_THE PROBLEM_
Return all of the entries exactly as written.

_LISTED RECORDS_
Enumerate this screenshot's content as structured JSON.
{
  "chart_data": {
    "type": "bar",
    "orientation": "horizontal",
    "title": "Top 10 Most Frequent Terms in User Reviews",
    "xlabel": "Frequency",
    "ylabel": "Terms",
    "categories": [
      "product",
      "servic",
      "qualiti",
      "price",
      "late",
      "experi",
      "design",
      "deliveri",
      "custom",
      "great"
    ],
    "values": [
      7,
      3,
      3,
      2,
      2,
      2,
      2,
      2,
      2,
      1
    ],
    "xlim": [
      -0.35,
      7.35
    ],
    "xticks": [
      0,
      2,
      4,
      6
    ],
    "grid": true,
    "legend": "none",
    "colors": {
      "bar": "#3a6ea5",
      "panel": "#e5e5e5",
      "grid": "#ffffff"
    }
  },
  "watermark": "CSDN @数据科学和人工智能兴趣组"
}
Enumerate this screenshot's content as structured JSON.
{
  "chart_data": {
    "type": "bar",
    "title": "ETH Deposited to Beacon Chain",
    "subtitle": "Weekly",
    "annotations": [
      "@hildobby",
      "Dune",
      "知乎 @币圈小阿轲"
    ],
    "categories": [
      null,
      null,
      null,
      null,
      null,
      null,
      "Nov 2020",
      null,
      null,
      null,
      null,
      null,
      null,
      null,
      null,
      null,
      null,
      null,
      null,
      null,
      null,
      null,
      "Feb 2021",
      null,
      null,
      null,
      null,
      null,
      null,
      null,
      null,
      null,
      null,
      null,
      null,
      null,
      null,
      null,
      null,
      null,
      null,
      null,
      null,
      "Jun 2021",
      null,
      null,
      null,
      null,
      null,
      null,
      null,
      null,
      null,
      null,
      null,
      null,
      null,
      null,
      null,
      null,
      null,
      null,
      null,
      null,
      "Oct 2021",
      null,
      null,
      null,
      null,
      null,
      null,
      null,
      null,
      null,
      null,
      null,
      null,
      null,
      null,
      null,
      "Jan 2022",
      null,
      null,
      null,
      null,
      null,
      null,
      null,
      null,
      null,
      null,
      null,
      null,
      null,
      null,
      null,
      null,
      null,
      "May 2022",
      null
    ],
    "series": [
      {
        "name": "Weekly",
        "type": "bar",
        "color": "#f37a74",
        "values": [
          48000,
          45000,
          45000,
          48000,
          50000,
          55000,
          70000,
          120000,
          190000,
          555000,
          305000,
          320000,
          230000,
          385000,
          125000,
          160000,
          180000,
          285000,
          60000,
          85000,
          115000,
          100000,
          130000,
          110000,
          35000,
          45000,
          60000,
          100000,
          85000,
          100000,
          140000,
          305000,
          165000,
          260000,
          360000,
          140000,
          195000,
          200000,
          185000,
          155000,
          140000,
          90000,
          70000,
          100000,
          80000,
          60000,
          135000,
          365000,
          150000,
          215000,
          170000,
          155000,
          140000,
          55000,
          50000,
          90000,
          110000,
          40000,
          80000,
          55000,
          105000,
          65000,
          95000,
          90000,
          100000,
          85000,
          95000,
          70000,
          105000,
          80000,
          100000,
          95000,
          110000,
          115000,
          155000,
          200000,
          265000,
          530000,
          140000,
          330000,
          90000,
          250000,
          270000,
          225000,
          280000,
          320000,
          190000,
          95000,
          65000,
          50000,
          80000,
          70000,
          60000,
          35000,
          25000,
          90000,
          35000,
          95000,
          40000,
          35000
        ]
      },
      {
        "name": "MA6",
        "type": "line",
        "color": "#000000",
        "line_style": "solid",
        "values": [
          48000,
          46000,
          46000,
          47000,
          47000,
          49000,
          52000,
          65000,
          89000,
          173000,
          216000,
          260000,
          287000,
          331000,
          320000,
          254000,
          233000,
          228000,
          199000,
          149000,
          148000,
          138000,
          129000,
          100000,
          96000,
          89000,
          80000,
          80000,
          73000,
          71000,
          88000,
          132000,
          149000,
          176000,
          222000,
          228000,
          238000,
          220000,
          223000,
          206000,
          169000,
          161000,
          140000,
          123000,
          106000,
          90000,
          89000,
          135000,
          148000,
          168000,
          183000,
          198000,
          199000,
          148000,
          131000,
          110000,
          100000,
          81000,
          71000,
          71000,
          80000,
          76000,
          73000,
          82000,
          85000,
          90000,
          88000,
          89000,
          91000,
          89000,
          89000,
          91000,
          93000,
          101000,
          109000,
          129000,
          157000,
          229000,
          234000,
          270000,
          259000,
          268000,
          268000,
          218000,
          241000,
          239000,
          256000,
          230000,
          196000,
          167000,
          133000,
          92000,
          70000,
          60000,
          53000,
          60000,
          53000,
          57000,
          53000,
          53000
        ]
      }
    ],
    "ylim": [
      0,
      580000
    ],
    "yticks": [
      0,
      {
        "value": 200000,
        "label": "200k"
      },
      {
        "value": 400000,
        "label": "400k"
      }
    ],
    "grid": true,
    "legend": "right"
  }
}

_THE RESULT_
Enumerate this screenshot's content as structured JSON.
{
  "chart_data": {
    "type": "bar",
    "orientation": "horizontal",
    "title": "Top 10 Most Frequent Terms in User Reviews",
    "xlabel": "Frequency",
    "ylabel": "Terms",
    "categories": [
      "product",
      "servic",
      "qualiti",
      "price",
      "late",
      "experi",
      "design",
      "deliveri",
      "custom",
      "great"
    ],
    "values": [
      7,
      3,
      3,
      2,
      2,
      2,
      2,
      2,
      2,
      1
    ],
    "xlim": [
      -0.35,
      7.35
    ],
    "xticks": [
      0,
      2,
      4,
      6
    ],
    "grid": true,
    "legend": "none",
    "colors": {
      "bar": "#3a6ea5",
      "panel": "#e5e5e5",
      "grid": "#ffffff"
    }
  },
  "watermark": "CSDN @数据科学和人工智能兴趣组"
}
Enumerate this screenshot's content as structured JSON.
{
  "chart_data": {
    "type": "bar",
    "title": "ETH Deposited to Beacon Chain",
    "subtitle": "Weekly",
    "annotations": [
      "@hildobby",
      "Dune",
      "知乎 @币圈小阿轲"
    ],
    "categories": [
      null,
      null,
      null,
      null,
      null,
      null,
      "Nov 2020",
      null,
      null,
      null,
      null,
      null,
      null,
      null,
      null,
      null,
      null,
      null,
      null,
      null,
      null,
      null,
      "Feb 2021",
      null,
      null,
      null,
      null,
      null,
      null,
      null,
      null,
      null,
      null,
      null,
      null,
      null,
      null,
      null,
      null,
      null,
      null,
      null,
      null,
      "Jun 2021",
      null,
      null,
      null,
      null,
      null,
      null,
      null,
      null,
      null,
      null,
      null,
      null,
      null,
      null,
      null,
      null,
      null,
      null,
      null,
      null,
      "Oct 2021",
      null,
      null,
      null,
      null,
      null,
      null,
      null,
      null,
      null,
      null,
      null,
      null,
      null,
      null,
      null,
      "Jan 2022",
      null,
      null,
      null,
      null,
      null,
      null,
      null,
      null,
      null,
      null,
      null,
      null,
      null,
      null,
      null,
      null,
      null,
      "May 2022",
      null
    ],
    "series": [
      {
        "name": "Weekly",
        "type": "bar",
        "color": "#f37a74",
        "values": [
          48000,
          45000,
          45000,
          48000,
          50000,
          55000,
          70000,
          120000,
          190000,
          555000,
          305000,
          320000,
          230000,
          385000,
          125000,
          160000,
          180000,
          285000,
          60000,
          85000,
          115000,
          100000,
          130000,
          110000,
          35000,
          45000,
          60000,
          100000,
          85000,
          100000,
          140000,
          305000,
          165000,
          260000,
          360000,
          140000,
          195000,
          200000,
          185000,
          155000,
          140000,
          90000,
          70000,
          100000,
          80000,
          60000,
          135000,
          365000,
          150000,
          215000,
          170000,
          155000,
          140000,
          55000,
          50000,
          90000,
          110000,
          40000,
          80000,
          55000,
          105000,
          65000,
          95000,
          90000,
          100000,
          85000,
          95000,
          70000,
          105000,
          80000,
          100000,
          95000,
          110000,
          115000,
          155000,
          200000,
          265000,
          530000,
          140000,
          330000,
          90000,
          250000,
          270000,
          225000,
          280000,
          320000,
          190000,
          95000,
          65000,
          50000,
          80000,
          70000,
          60000,
          35000,
          25000,
          90000,
          35000,
          95000,
          40000,
          35000
        ]
      },
      {
        "name": "MA6",
        "type": "line",
        "color": "#000000",
        "line_style": "solid",
        "values": [
          48000,
          46000,
          46000,
          47000,
          47000,
          49000,
          52000,
          65000,
          89000,
          173000,
          216000,
          260000,
          287000,
          331000,
          320000,
          254000,
          233000,
          228000,
          199000,
          149000,
          148000,
          138000,
          129000,
          100000,
          96000,
          89000,
          80000,
          80000,
          73000,
          71000,
          88000,
          132000,
          149000,
          176000,
          222000,
          228000,
          238000,
          220000,
          223000,
          206000,
          169000,
          161000,
          140000,
          123000,
          106000,
          90000,
          89000,
          135000,
          148000,
          168000,
          183000,
          198000,
          199000,
          148000,
          131000,
          110000,
          100000,
          81000,
          71000,
          71000,
          80000,
          76000,
          73000,
          82000,
          85000,
          90000,
          88000,
          89000,
          91000,
          89000,
          89000,
          91000,
          93000,
          101000,
          109000,
          129000,
          157000,
          229000,
          234000,
          270000,
          259000,
          268000,
          268000,
          218000,
          241000,
          239000,
          256000,
          230000,
          196000,
          167000,
          133000,
          92000,
          70000,
          60000,
          53000,
          60000,
          53000,
          57000,
          53000,
          53000
        ]
      }
    ],
    "ylim": [
      0,
      580000
    ],
    "yticks": [
      0,
      {
        "value": 200000,
        "label": "200k"
      },
      {
        "value": 400000,
        "label": "400k"
      }
    ],
    "grid": true,
    "legend": "right"
  }
}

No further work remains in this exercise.